▸ To be done:
Search the data for the word "покрытием" and copy every line where it occurs.

**********

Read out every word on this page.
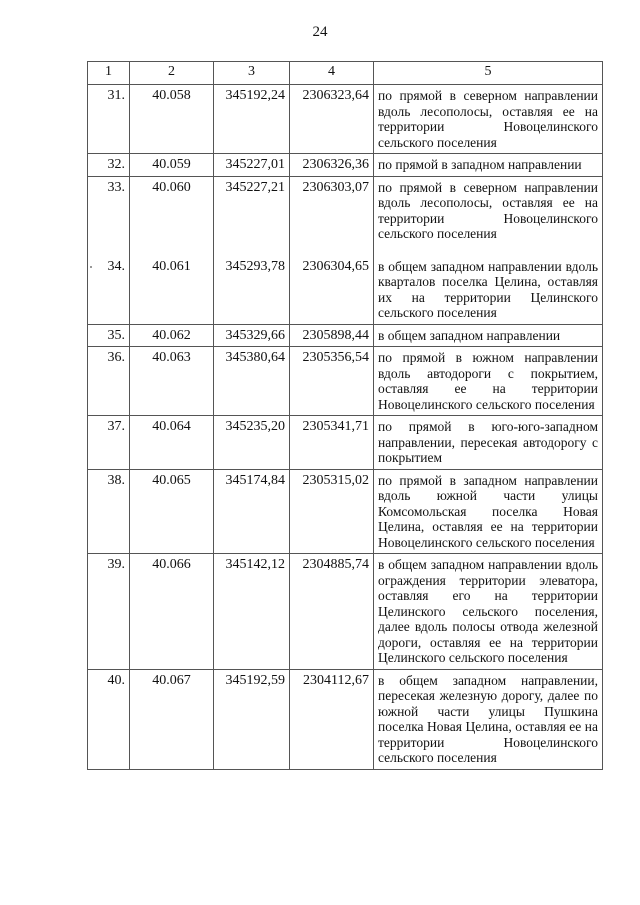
24
1	2	3	4	5
31.	40.058	345192,24	2306323,64	по прямой в северном направлении вдоль лесополосы, оставляя ее на территории Новоцелинского сельского поселения
32.	40.059	345227,01	2306326,36	по прямой в западном направлении
33.	40.060	345227,21	2306303,07	по прямой в северном направлении вдоль лесополосы, оставляя ее на территории Новоцелинского сельского поселения
34.	40.061	345293,78	2306304,65	в общем западном направлении вдоль кварталов поселка Целина, оставляя их на территории Целинского сельского поселения
35.	40.062	345329,66	2305898,44	в общем западном направлении
36.	40.063	345380,64	2305356,54	по прямой в южном направлении вдоль автодороги с покрытием, оставляя ее на территории Новоцелинского сельского поселения
37.	40.064	345235,20	2305341,71	по прямой в юго-юго-западном направлении, пересекая автодорогу с покрытием
38.	40.065	345174,84	2305315,02	по прямой в западном направлении вдоль южной части улицы Комсомольская поселка Новая Целина, оставляя ее на территории Новоцелинского сельского поселения
39.	40.066	345142,12	2304885,74	в общем западном направлении вдоль ограждения территории элеватора, оставляя его на территории Целинского сельского поселения, далее вдоль полосы отвода железной дороги, оставляя ее на территории Целинского сельского поселения
40.	40.067	345192,59	2304112,67	в общем западном направлении, пересекая железную дорогу, далее по южной части улицы Пушкина поселка Новая Целина, оставляя ее на территории Новоцелинского сельского поселения
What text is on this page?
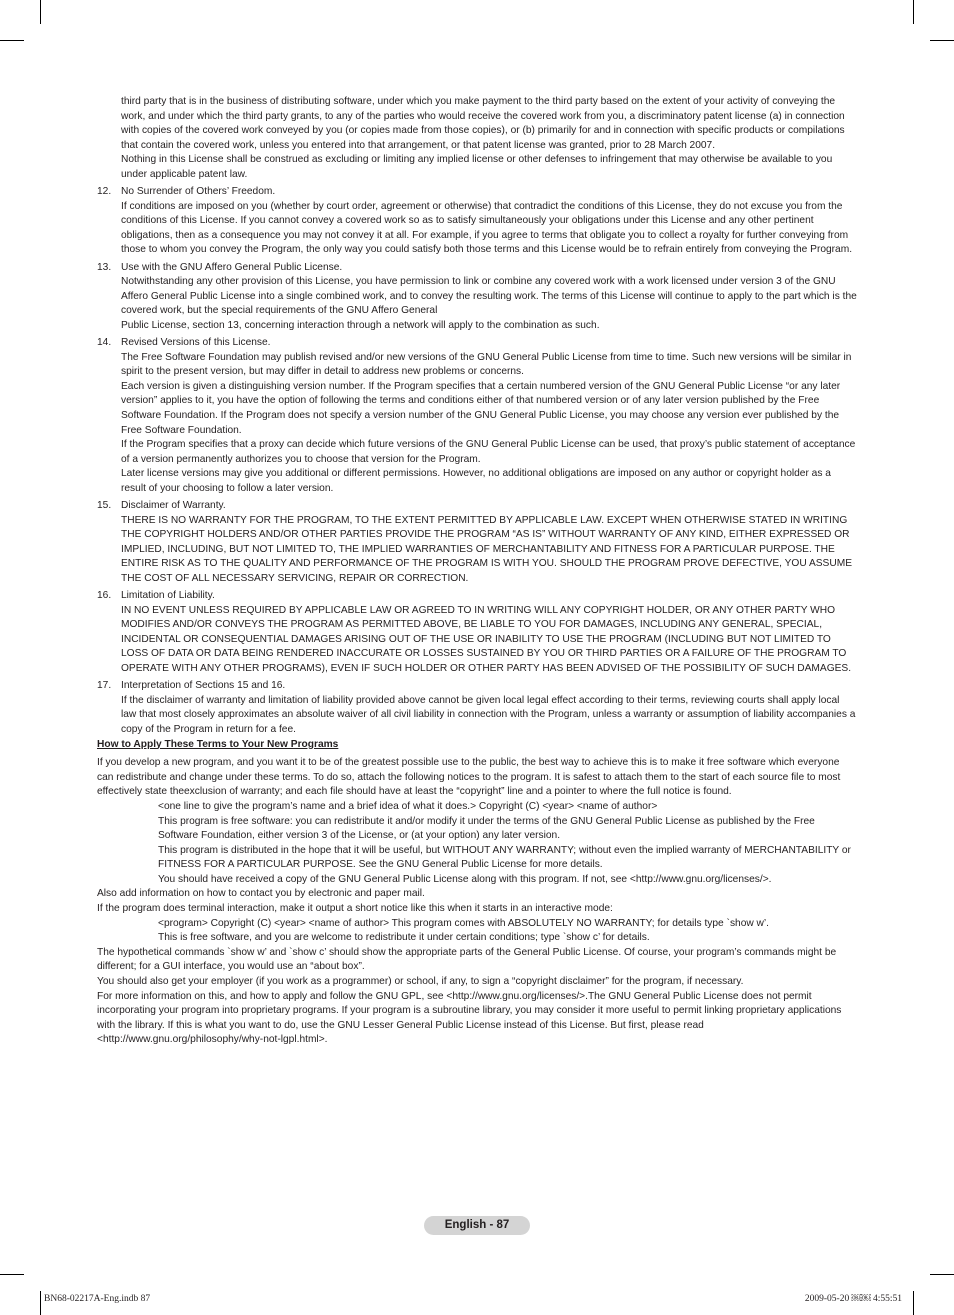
third party that is in the business of distributing software, under which you make payment to the third party based on the extent of your activity of conveying the work, and under which the third party grants, to any of the parties who would receive the covered work from you, a discriminatory patent license (a) in connection with copies of the covered work conveyed by you (or copies made from those copies), or (b) primarily for and in connection with specific products or compilations that contain the covered work, unless you entered into that arrangement, or that patent license was granted, prior to 28 March 2007.

Nothing in this License shall be construed as excluding or limiting any implied license or other defenses to infringement that may otherwise be available to you under applicable patent law.

12. No Surrender of Others’ Freedom.

If conditions are imposed on you (whether by court order, agreement or otherwise) that contradict the conditions of this License, they do not excuse you from the conditions of this License. If you cannot convey a covered work so as to satisfy simultaneously your obligations under this License and any other pertinent obligations, then as a consequence you may not convey it at all. For example, if you agree to terms that obligate you to collect a royalty for further conveying from those to whom you convey the Program, the only way you could satisfy both those terms and this License would be to refrain entirely from conveying the Program.

13. Use with the GNU Affero General Public License.

Notwithstanding any other provision of this License, you have permission to link or combine any covered work with a work licensed under version 3 of the GNU Affero General Public License into a single combined work, and to convey the resulting work. The terms of this License will continue to apply to the part which is the covered work, but the special requirements of the GNU Affero General

Public License, section 13, concerning interaction through a network will apply to the combination as such.

14. Revised Versions of this License.

The Free Software Foundation may publish revised and/or new versions of the GNU General Public License from time to time. Such new versions will be similar in spirit to the present version, but may differ in detail to address new problems or concerns.

Each version is given a distinguishing version number. If the Program specifies that a certain numbered version of the GNU General Public License “or any later version” applies to it, you have the option of following the terms and conditions either of that numbered version or of any later version published by the Free Software Foundation. If the Program does not specify a version number of the GNU General Public License, you may choose any version ever published by the Free Software Foundation.

If the Program specifies that a proxy can decide which future versions of the GNU General Public License can be used, that proxy’s public statement of acceptance of a version permanently authorizes you to choose that version for the Program.

Later license versions may give you additional or different permissions. However, no additional obligations are imposed on any author or copyright holder as a result of your choosing to follow a later version.

15. Disclaimer of Warranty.

THERE IS NO WARRANTY FOR THE PROGRAM, TO THE EXTENT PERMITTED BY APPLICABLE LAW. EXCEPT WHEN OTHERWISE STATED IN WRITING THE COPYRIGHT HOLDERS AND/OR OTHER PARTIES PROVIDE THE PROGRAM “AS IS” WITHOUT WARRANTY OF ANY KIND, EITHER EXPRESSED OR IMPLIED, INCLUDING, BUT NOT LIMITED TO, THE IMPLIED WARRANTIES OF MERCHANTABILITY AND FITNESS FOR A PARTICULAR PURPOSE. THE ENTIRE RISK AS TO THE QUALITY AND PERFORMANCE OF THE PROGRAM IS WITH YOU. SHOULD THE PROGRAM PROVE DEFECTIVE, YOU ASSUME THE COST OF ALL NECESSARY SERVICING, REPAIR OR CORRECTION.

16. Limitation of Liability.

IN NO EVENT UNLESS REQUIRED BY APPLICABLE LAW OR AGREED TO IN WRITING WILL ANY COPYRIGHT HOLDER, OR ANY OTHER PARTY WHO MODIFIES AND/OR CONVEYS THE PROGRAM AS PERMITTED ABOVE, BE LIABLE TO YOU FOR DAMAGES, INCLUDING ANY GENERAL, SPECIAL, INCIDENTAL OR CONSEQUENTIAL DAMAGES ARISING OUT OF THE USE OR INABILITY TO USE THE PROGRAM (INCLUDING BUT NOT LIMITED TO LOSS OF DATA OR DATA BEING RENDERED INACCURATE OR LOSSES SUSTAINED BY YOU OR THIRD PARTIES OR A FAILURE OF THE PROGRAM TO OPERATE WITH ANY OTHER PROGRAMS), EVEN IF SUCH HOLDER OR OTHER PARTY HAS BEEN ADVISED OF THE POSSIBILITY OF SUCH DAMAGES.

17. Interpretation of Sections 15 and 16.

If the disclaimer of warranty and limitation of liability provided above cannot be given local legal effect according to their terms, reviewing courts shall apply local law that most closely approximates an absolute waiver of all civil liability in connection with the Program, unless a warranty or assumption of liability accompanies a copy of the Program in return for a fee.

How to Apply These Terms to Your New Programs

If you develop a new program, and you want it to be of the greatest possible use to the public, the best way to achieve this is to make it free software which everyone can redistribute and change under these terms. To do so, attach the following notices to the program. It is safest to attach them to the start of each source file to most effectively state theexclusion of warranty; and each file should have at least the “copyright” line and a pointer to where the full notice is found.

<one line to give the program’s name and a brief idea of what it does.> Copyright (C) <year> <name of author>

This program is free software: you can redistribute it and/or modify it under the terms of the GNU General Public License as published by the Free Software Foundation, either version 3 of the License, or (at your option) any later version.

This program is distributed in the hope that it will be useful, but WITHOUT ANY WARRANTY; without even the implied warranty of MERCHANTABILITY or FITNESS FOR A PARTICULAR PURPOSE. See the GNU General Public License for more details.

You should have received a copy of the GNU General Public License along with this program. If not, see <http://www.gnu.org/licenses/>.

Also add information on how to contact you by electronic and paper mail.

If the program does terminal interaction, make it output a short notice like this when it starts in an interactive mode:

<program> Copyright (C) <year> <name of author> This program comes with ABSOLUTELY NO WARRANTY; for details type `show w’.

This is free software, and you are welcome to redistribute it under certain conditions; type `show c’ for details.

The hypothetical commands `show w’ and `show c’ should show the appropriate parts of the General Public License. Of course, your program’s commands might be different; for a GUI interface, you would use an “about box”.

You should also get your employer (if you work as a programmer) or school, if any, to sign a “copyright disclaimer” for the program, if necessary.

For more information on this, and how to apply and follow the GNU GPL, see <http://www.gnu.org/licenses/>.The GNU General Public License does not permit incorporating your program into proprietary programs. If your program is a subroutine library, you may consider it more useful to permit linking proprietary applications with the library. If this is what you want to do, use the GNU Lesser General Public License instead of this License. But first, please read <http://www.gnu.org/philosophy/why-not-lgpl.html>.

English - 87
BN68-02217A-Eng.indb 87	2009-05-20 ￼￼ 4:55:51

**********

▸ Output for this task:
36.	40.063	345380,64	2305356,54	по прямой в южном направлении вдоль автодороги с покрытием, оставляя ее на территории Новоцелинского сельского поселения
37.	40.064	345235,20	2305341,71	по прямой в юго-юго-западном направлении, пересекая автодорогу с покрытием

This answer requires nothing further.